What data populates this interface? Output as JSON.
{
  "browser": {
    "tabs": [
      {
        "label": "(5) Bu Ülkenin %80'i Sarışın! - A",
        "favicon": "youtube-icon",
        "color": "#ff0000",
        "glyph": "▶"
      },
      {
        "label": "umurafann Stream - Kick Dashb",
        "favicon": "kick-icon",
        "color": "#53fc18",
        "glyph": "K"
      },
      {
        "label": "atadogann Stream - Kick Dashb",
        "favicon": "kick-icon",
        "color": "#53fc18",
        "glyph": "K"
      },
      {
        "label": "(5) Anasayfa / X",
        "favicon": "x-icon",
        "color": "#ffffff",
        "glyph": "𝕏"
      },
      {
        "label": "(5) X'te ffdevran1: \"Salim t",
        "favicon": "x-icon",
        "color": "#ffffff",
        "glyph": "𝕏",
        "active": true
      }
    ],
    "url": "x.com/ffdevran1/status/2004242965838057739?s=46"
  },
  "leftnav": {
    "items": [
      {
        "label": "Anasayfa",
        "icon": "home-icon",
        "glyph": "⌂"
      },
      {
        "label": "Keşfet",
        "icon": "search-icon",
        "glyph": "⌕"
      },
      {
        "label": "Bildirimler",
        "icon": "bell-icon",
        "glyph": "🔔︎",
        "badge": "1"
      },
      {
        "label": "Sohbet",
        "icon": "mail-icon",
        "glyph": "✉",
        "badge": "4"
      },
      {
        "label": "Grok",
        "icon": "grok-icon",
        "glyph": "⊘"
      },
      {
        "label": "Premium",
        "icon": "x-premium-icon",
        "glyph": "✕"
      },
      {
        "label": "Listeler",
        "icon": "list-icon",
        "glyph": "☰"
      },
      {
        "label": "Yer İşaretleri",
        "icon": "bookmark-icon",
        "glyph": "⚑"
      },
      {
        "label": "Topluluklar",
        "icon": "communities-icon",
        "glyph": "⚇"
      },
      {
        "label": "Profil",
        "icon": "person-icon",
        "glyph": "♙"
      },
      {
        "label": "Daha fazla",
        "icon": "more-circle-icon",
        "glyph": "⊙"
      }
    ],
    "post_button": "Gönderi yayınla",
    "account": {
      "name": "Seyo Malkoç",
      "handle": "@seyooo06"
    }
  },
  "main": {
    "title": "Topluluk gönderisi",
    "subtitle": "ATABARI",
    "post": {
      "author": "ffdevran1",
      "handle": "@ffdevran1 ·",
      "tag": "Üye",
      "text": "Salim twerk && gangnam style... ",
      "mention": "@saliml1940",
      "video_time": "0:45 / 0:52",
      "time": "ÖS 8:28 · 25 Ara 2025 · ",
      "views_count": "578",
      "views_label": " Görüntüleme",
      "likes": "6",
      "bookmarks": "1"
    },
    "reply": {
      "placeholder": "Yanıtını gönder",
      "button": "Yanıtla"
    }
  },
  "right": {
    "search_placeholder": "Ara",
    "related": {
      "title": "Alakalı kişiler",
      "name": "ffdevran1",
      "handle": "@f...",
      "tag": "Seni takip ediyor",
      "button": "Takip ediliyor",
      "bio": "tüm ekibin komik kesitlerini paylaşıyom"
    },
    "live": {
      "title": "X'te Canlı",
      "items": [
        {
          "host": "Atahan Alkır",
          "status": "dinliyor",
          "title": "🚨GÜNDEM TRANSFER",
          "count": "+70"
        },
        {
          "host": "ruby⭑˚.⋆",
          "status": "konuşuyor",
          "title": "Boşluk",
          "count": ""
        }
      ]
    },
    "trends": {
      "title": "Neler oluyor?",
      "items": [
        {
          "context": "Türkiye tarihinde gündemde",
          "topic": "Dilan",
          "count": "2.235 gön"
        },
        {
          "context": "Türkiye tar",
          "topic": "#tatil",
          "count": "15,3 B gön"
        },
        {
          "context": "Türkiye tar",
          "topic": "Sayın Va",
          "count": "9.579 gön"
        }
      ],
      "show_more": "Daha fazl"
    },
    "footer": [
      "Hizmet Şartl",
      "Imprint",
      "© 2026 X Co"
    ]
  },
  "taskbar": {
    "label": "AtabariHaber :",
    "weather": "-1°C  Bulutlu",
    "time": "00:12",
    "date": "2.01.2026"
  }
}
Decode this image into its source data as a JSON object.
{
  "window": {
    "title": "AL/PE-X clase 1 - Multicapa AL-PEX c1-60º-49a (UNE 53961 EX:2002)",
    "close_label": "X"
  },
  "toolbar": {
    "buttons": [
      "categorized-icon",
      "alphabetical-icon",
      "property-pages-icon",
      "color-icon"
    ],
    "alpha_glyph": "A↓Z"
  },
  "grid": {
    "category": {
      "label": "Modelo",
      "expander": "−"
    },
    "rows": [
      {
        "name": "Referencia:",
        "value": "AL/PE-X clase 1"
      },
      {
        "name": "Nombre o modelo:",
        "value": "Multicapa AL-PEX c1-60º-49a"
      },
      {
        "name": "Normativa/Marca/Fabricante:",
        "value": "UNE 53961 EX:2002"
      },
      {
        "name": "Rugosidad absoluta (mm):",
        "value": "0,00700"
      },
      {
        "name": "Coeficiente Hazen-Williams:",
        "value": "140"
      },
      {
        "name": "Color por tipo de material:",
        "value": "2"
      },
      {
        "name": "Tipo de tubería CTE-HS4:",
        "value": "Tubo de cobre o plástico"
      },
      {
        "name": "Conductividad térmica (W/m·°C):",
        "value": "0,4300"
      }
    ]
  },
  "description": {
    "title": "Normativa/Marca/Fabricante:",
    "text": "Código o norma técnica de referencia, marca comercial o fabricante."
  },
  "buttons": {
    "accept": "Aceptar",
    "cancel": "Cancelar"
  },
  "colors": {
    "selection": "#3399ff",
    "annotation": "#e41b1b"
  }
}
+++
### [What is being asked]
Copy every line in the records above that contains the word "name".

### [Full response]
      "name": "Seyo Malkoç",
      "name": "ffdevran1",
        "name": "Referencia:",
        "name": "Nombre o modelo:",
        "name": "Normativa/Marca/Fabricante:",
        "name": "Rugosidad absoluta (mm):",
        "name": "Coeficiente Hazen-Williams:",
        "name": "Color por tipo de material:",
        "name": "Tipo de tubería CTE-HS4:",
        "name": "Conductividad térmica (W/m·°C):",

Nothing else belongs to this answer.